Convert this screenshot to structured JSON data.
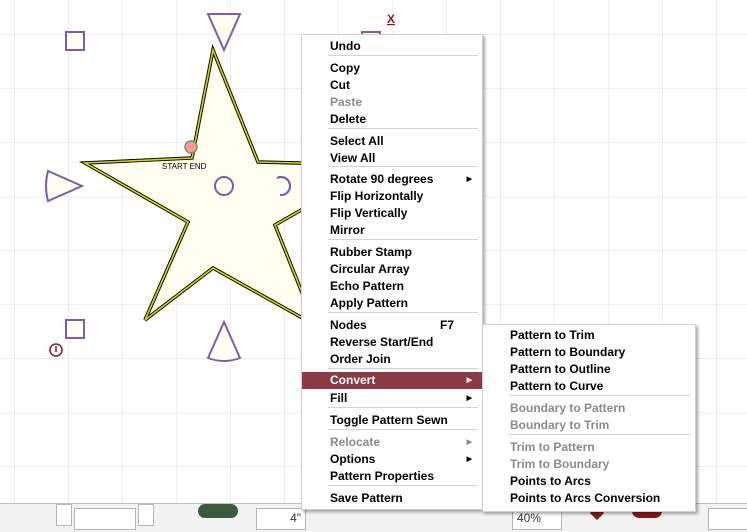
{
  "canvas": {
    "close_label": "X",
    "start_end_label": "START END"
  },
  "context_menu": {
    "items": [
      {
        "label": "Undo",
        "state": "normal"
      },
      {
        "label": "Copy",
        "state": "normal"
      },
      {
        "label": "Cut",
        "state": "normal"
      },
      {
        "label": "Paste",
        "state": "disabled"
      },
      {
        "label": "Delete",
        "state": "normal"
      },
      {
        "label": "Select All",
        "state": "normal"
      },
      {
        "label": "View All",
        "state": "normal"
      },
      {
        "label": "Rotate 90 degrees",
        "state": "normal",
        "submenu": true
      },
      {
        "label": "Flip Horizontally",
        "state": "normal"
      },
      {
        "label": "Flip Vertically",
        "state": "normal"
      },
      {
        "label": "Mirror",
        "state": "normal"
      },
      {
        "label": "Rubber Stamp",
        "state": "normal"
      },
      {
        "label": "Circular Array",
        "state": "normal"
      },
      {
        "label": "Echo Pattern",
        "state": "normal"
      },
      {
        "label": "Apply Pattern",
        "state": "normal"
      },
      {
        "label": "Nodes",
        "state": "normal",
        "shortcut": "F7"
      },
      {
        "label": "Reverse Start/End",
        "state": "normal"
      },
      {
        "label": "Order Join",
        "state": "normal"
      },
      {
        "label": "Convert",
        "state": "active",
        "submenu": true
      },
      {
        "label": "Fill",
        "state": "normal",
        "submenu": true
      },
      {
        "label": "Toggle Pattern Sewn",
        "state": "normal"
      },
      {
        "label": "Relocate",
        "state": "disabled",
        "submenu": true
      },
      {
        "label": "Options",
        "state": "normal",
        "submenu": true
      },
      {
        "label": "Pattern Properties",
        "state": "normal"
      },
      {
        "label": "Save Pattern",
        "state": "normal"
      }
    ]
  },
  "convert_submenu": {
    "items": [
      {
        "label": "Pattern to Trim",
        "state": "normal"
      },
      {
        "label": "Pattern to Boundary",
        "state": "normal"
      },
      {
        "label": "Pattern to Outline",
        "state": "normal"
      },
      {
        "label": "Pattern to Curve",
        "state": "normal"
      },
      {
        "label": "Boundary to Pattern",
        "state": "disabled"
      },
      {
        "label": "Boundary to Trim",
        "state": "disabled"
      },
      {
        "label": "Trim to Pattern",
        "state": "disabled"
      },
      {
        "label": "Trim to Boundary",
        "state": "disabled"
      },
      {
        "label": "Points to Arcs",
        "state": "normal"
      },
      {
        "label": "Points to Arcs Conversion",
        "state": "normal"
      }
    ]
  },
  "bottom_bar": {
    "size_value": "4\"",
    "zoom_value": "40%"
  },
  "colors": {
    "handle": "#7b5cae",
    "star_fill": "#fffff0",
    "star_stroke": "#d8d800",
    "menu_highlight": "#8b3a45",
    "marker_red": "#8b1a1a"
  }
}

* * * * * * * * *

Repeat the lines above exactly, and keep every picture out.

Convert this screenshot to structured JSON data.
{
  "canvas": {
    "close_label": "X",
    "start_end_label": "START END"
  },
  "context_menu": {
    "items": [
      {
        "label": "Undo",
        "state": "normal"
      },
      {
        "label": "Copy",
        "state": "normal"
      },
      {
        "label": "Cut",
        "state": "normal"
      },
      {
        "label": "Paste",
        "state": "disabled"
      },
      {
        "label": "Delete",
        "state": "normal"
      },
      {
        "label": "Select All",
        "state": "normal"
      },
      {
        "label": "View All",
        "state": "normal"
      },
      {
        "label": "Rotate 90 degrees",
        "state": "normal",
        "submenu": true
      },
      {
        "label": "Flip Horizontally",
        "state": "normal"
      },
      {
        "label": "Flip Vertically",
        "state": "normal"
      },
      {
        "label": "Mirror",
        "state": "normal"
      },
      {
        "label": "Rubber Stamp",
        "state": "normal"
      },
      {
        "label": "Circular Array",
        "state": "normal"
      },
      {
        "label": "Echo Pattern",
        "state": "normal"
      },
      {
        "label": "Apply Pattern",
        "state": "normal"
      },
      {
        "label": "Nodes",
        "state": "normal",
        "shortcut": "F7"
      },
      {
        "label": "Reverse Start/End",
        "state": "normal"
      },
      {
        "label": "Order Join",
        "state": "normal"
      },
      {
        "label": "Convert",
        "state": "active",
        "submenu": true
      },
      {
        "label": "Fill",
        "state": "normal",
        "submenu": true
      },
      {
        "label": "Toggle Pattern Sewn",
        "state": "normal"
      },
      {
        "label": "Relocate",
        "state": "disabled",
        "submenu": true
      },
      {
        "label": "Options",
        "state": "normal",
        "submenu": true
      },
      {
        "label": "Pattern Properties",
        "state": "normal"
      },
      {
        "label": "Save Pattern",
        "state": "normal"
      }
    ]
  },
  "convert_submenu": {
    "items": [
      {
        "label": "Pattern to Trim",
        "state": "normal"
      },
      {
        "label": "Pattern to Boundary",
        "state": "normal"
      },
      {
        "label": "Pattern to Outline",
        "state": "normal"
      },
      {
        "label": "Pattern to Curve",
        "state": "normal"
      },
      {
        "label": "Boundary to Pattern",
        "state": "disabled"
      },
      {
        "label": "Boundary to Trim",
        "state": "disabled"
      },
      {
        "label": "Trim to Pattern",
        "state": "disabled"
      },
      {
        "label": "Trim to Boundary",
        "state": "disabled"
      },
      {
        "label": "Points to Arcs",
        "state": "normal"
      },
      {
        "label": "Points to Arcs Conversion",
        "state": "normal"
      }
    ]
  },
  "bottom_bar": {
    "size_value": "4\"",
    "zoom_value": "40%"
  },
  "colors": {
    "handle": "#7b5cae",
    "star_fill": "#fffff0",
    "star_stroke": "#d8d800",
    "menu_highlight": "#8b3a45",
    "marker_red": "#8b1a1a"
  }
}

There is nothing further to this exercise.